Work to complete> Scan the listing that follows and report how many lines contain "label". Write the number alone.

## begin Recorded data

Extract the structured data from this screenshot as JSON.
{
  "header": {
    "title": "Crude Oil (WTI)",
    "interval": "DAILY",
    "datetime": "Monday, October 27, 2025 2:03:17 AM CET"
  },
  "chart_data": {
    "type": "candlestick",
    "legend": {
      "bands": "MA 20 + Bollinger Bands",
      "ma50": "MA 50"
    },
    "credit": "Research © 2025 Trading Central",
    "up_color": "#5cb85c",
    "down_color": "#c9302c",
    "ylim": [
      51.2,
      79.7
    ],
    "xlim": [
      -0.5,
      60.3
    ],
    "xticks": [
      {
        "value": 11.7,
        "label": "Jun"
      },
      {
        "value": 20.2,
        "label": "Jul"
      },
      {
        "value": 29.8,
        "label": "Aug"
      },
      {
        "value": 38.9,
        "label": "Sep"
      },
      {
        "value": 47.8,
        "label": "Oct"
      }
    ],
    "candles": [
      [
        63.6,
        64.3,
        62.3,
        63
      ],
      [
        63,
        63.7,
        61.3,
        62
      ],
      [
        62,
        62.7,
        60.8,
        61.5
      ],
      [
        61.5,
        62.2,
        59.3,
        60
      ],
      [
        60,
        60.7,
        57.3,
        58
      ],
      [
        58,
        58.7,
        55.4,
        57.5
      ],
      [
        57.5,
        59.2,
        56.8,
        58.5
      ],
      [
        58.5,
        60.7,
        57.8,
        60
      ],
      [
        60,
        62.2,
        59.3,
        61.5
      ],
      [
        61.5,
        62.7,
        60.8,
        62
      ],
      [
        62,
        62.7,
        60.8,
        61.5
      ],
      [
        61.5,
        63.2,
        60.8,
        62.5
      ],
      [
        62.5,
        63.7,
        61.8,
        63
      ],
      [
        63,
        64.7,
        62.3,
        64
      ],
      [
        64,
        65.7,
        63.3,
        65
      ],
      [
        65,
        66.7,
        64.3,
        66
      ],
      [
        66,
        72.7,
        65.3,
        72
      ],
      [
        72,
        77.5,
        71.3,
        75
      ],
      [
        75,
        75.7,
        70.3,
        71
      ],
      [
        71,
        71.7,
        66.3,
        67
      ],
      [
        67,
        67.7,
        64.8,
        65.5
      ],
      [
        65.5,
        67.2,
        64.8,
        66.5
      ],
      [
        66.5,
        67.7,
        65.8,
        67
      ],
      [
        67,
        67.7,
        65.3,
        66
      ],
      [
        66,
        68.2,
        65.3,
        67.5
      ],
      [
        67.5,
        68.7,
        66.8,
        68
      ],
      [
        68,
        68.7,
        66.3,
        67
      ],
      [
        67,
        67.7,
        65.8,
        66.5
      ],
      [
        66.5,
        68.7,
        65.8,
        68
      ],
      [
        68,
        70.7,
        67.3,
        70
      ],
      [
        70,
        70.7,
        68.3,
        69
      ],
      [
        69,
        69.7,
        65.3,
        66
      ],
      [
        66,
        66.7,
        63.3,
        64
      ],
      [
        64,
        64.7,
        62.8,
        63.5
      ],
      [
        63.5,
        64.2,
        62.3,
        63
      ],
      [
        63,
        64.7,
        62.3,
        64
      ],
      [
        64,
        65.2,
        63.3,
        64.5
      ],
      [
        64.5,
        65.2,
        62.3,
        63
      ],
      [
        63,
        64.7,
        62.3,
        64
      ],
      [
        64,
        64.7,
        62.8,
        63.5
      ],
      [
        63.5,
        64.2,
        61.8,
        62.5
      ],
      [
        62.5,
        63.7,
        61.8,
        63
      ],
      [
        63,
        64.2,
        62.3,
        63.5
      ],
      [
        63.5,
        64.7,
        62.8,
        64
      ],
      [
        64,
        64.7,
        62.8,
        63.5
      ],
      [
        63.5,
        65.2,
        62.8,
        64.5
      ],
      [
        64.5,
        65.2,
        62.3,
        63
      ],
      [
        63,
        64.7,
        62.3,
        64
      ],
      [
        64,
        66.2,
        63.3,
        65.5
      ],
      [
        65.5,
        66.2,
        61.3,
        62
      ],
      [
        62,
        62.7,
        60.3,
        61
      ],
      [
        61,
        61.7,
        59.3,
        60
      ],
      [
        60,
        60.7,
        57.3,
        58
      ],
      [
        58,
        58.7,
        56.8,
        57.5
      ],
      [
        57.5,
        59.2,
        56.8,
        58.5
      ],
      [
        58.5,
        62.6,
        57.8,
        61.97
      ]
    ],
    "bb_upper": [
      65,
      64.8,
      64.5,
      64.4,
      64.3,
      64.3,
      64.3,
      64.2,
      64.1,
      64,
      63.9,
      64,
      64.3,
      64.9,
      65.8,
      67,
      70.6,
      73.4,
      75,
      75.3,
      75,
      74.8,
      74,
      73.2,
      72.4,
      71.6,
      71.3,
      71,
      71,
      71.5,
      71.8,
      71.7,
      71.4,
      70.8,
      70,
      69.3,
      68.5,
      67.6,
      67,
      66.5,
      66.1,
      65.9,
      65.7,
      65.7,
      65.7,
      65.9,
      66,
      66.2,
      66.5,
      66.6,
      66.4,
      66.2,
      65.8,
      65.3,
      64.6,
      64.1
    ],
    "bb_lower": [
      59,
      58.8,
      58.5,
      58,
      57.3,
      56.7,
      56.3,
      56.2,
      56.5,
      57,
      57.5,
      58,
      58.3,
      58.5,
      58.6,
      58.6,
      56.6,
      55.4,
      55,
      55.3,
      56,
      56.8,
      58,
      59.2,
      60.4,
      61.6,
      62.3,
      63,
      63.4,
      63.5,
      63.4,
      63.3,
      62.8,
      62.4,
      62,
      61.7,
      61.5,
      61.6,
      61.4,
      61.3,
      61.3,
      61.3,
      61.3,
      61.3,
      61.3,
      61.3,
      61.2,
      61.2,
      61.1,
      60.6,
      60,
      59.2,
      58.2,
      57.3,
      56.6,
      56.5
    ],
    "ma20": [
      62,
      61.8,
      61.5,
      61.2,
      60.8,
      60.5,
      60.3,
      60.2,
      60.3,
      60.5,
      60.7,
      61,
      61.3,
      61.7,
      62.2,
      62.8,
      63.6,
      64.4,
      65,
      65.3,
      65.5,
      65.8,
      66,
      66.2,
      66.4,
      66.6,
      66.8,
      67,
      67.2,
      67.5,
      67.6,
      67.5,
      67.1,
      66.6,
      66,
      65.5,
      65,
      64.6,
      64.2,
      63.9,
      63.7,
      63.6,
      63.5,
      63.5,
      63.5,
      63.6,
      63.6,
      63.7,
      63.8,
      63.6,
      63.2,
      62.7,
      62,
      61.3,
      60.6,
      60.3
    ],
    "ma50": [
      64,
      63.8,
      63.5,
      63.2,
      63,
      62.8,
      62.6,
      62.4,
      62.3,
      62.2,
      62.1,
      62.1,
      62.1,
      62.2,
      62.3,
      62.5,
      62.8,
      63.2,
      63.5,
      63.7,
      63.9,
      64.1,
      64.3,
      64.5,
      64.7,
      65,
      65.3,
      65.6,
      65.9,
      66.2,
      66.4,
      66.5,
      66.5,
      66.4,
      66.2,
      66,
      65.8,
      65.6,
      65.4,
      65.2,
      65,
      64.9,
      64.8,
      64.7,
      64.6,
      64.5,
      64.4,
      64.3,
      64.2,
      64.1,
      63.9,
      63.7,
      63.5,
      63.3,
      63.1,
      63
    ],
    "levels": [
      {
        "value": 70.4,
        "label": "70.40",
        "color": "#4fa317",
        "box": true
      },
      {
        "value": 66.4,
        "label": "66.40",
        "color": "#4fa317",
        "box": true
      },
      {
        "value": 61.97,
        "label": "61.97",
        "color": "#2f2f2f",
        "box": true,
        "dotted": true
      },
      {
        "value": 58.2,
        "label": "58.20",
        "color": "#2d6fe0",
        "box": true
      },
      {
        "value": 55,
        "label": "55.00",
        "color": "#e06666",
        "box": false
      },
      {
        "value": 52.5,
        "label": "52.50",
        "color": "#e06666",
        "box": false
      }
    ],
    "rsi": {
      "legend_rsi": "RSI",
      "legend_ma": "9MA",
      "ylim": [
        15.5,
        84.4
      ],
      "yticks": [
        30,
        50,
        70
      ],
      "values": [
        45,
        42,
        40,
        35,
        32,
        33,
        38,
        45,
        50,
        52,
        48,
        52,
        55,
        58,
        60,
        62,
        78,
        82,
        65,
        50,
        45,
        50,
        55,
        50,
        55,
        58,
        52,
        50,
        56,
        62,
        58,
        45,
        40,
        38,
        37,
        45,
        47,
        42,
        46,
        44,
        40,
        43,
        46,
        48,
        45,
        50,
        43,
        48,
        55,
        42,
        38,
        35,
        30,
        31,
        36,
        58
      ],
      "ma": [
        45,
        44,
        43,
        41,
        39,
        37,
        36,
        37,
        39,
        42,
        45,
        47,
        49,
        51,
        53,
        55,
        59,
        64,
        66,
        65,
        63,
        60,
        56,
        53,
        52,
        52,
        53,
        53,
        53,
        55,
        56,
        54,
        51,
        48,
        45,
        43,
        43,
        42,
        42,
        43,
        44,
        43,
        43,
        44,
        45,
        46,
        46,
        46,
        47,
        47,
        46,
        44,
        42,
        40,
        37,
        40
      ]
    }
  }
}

## end Recorded data

Final result> 11